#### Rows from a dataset
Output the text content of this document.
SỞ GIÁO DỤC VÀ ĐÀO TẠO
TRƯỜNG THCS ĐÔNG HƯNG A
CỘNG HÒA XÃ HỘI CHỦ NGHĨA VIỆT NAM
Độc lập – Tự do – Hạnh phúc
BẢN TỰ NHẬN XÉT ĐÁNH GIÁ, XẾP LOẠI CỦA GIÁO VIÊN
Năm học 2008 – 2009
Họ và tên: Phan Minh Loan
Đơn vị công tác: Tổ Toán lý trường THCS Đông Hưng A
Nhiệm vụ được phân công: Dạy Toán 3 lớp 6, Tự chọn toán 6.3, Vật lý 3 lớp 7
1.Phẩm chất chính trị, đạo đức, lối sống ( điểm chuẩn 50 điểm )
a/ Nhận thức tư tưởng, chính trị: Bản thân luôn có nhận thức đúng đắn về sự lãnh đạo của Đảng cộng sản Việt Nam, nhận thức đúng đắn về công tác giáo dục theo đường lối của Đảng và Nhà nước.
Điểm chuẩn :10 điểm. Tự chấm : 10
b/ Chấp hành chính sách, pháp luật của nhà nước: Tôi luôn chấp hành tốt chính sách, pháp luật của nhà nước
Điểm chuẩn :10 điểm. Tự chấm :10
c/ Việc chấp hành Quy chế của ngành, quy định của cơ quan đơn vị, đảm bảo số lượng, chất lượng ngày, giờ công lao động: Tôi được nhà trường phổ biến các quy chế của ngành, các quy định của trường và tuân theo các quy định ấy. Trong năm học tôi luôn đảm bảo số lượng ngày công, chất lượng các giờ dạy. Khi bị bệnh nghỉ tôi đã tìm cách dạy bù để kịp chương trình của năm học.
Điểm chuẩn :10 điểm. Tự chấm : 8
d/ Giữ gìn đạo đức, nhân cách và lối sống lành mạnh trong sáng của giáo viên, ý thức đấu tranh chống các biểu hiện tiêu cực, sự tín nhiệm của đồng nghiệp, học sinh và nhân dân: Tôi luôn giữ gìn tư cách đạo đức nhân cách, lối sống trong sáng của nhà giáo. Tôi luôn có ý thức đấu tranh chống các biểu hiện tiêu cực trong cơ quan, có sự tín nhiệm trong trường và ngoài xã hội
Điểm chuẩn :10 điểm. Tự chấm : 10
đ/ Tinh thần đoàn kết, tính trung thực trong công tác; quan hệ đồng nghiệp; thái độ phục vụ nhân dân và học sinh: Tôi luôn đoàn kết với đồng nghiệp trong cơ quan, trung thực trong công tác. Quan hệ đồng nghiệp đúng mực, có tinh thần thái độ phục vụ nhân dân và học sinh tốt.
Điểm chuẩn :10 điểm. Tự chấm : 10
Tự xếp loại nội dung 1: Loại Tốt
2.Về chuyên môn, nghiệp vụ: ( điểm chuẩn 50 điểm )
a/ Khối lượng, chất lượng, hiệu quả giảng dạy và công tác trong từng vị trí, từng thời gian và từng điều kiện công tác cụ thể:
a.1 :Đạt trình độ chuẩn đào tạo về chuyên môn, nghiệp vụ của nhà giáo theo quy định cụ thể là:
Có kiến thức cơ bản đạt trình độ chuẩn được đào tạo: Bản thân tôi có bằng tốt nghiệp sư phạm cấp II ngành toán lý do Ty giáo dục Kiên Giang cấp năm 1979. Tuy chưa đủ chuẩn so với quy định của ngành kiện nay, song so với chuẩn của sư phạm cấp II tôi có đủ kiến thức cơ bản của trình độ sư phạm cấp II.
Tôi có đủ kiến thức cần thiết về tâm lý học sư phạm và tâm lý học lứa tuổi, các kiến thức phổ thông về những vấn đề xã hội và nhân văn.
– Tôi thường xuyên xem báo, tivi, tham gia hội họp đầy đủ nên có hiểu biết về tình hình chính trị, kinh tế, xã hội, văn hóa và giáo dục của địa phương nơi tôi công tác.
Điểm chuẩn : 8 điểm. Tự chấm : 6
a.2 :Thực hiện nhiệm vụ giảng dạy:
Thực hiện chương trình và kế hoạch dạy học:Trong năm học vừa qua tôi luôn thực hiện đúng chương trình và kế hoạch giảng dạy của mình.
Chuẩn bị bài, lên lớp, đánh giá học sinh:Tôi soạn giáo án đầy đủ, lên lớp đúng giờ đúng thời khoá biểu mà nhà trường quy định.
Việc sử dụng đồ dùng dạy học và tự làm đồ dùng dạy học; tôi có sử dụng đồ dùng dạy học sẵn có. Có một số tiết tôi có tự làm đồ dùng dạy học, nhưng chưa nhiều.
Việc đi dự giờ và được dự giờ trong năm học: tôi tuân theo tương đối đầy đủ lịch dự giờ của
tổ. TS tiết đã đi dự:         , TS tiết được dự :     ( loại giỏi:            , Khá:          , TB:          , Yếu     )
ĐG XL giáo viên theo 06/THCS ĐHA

#### The problem
Pull every line containing the word "sống" out of the entries above.

#### Result
1.Phẩm chất chính trị, đạo đức, lối sống ( điểm chuẩn 50 điểm )
d/ Giữ gìn đạo đức, nhân cách và lối sống lành mạnh trong sáng của giáo viên, ý thức đấu tranh chống các biểu hiện tiêu cực, sự tín nhiệm của đồng nghiệp, học sinh và nhân dân: Tôi luôn giữ gìn tư cách đạo đức nhân cách, lối sống trong sáng của nhà giáo. Tôi luôn có ý thức đấu tranh chống các biểu hiện tiêu cực trong cơ quan, có sự tín nhiệm trong trường và ngoài xã hội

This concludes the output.